● **DATA EXTRACT**:
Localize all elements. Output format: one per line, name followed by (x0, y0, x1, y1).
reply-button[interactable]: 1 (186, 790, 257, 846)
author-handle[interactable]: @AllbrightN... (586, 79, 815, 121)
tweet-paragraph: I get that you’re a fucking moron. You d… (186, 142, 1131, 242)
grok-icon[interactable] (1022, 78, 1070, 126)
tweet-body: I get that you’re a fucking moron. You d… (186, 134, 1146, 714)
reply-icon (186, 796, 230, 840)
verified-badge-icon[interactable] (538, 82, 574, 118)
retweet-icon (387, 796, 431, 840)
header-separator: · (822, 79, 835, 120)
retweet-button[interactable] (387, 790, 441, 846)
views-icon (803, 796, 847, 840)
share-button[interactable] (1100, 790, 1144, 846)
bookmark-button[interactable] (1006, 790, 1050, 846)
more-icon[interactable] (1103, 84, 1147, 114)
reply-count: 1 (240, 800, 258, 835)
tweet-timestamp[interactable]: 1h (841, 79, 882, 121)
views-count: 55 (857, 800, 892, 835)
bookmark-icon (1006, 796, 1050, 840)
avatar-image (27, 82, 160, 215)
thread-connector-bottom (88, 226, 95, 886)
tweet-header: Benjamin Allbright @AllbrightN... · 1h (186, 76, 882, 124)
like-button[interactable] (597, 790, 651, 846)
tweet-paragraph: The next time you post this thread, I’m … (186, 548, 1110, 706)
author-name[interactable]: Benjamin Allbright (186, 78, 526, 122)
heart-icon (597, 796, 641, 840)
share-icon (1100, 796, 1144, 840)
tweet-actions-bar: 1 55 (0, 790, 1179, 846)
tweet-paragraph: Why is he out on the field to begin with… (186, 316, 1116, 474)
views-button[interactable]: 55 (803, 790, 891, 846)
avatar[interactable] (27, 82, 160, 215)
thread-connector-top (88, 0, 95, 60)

● **YOUR OBJECTIVE**: Can you duplicate all of the lines above, character for character, from first to last?

● **COMPLETE ANSWER**:
Localize all elements. Output format: one per line, name followed by (x0, y0, x1, y1).
reply-button[interactable]: 1 (186, 790, 257, 846)
author-handle[interactable]: @AllbrightN... (586, 79, 815, 121)
tweet-paragraph: I get that you’re a fucking moron. You d… (186, 142, 1131, 242)
grok-icon[interactable] (1022, 78, 1070, 126)
tweet-body: I get that you’re a fucking moron. You d… (186, 134, 1146, 714)
reply-icon (186, 796, 230, 840)
verified-badge-icon[interactable] (538, 82, 574, 118)
retweet-icon (387, 796, 431, 840)
header-separator: · (822, 79, 835, 120)
retweet-button[interactable] (387, 790, 441, 846)
views-icon (803, 796, 847, 840)
share-button[interactable] (1100, 790, 1144, 846)
bookmark-button[interactable] (1006, 790, 1050, 846)
more-icon[interactable] (1103, 84, 1147, 114)
reply-count: 1 (240, 800, 258, 835)
tweet-timestamp[interactable]: 1h (841, 79, 882, 121)
views-count: 55 (857, 800, 892, 835)
bookmark-icon (1006, 796, 1050, 840)
avatar-image (27, 82, 160, 215)
thread-connector-bottom (88, 226, 95, 886)
tweet-header: Benjamin Allbright @AllbrightN... · 1h (186, 76, 882, 124)
like-button[interactable] (597, 790, 651, 846)
tweet-paragraph: The next time you post this thread, I’m … (186, 548, 1110, 706)
author-name[interactable]: Benjamin Allbright (186, 78, 526, 122)
heart-icon (597, 796, 641, 840)
share-icon (1100, 796, 1144, 840)
tweet-actions-bar: 1 55 (0, 790, 1179, 846)
tweet-paragraph: Why is he out on the field to begin with… (186, 316, 1116, 474)
views-button[interactable]: 55 (803, 790, 891, 846)
avatar[interactable] (27, 82, 160, 215)
thread-connector-top (88, 0, 95, 60)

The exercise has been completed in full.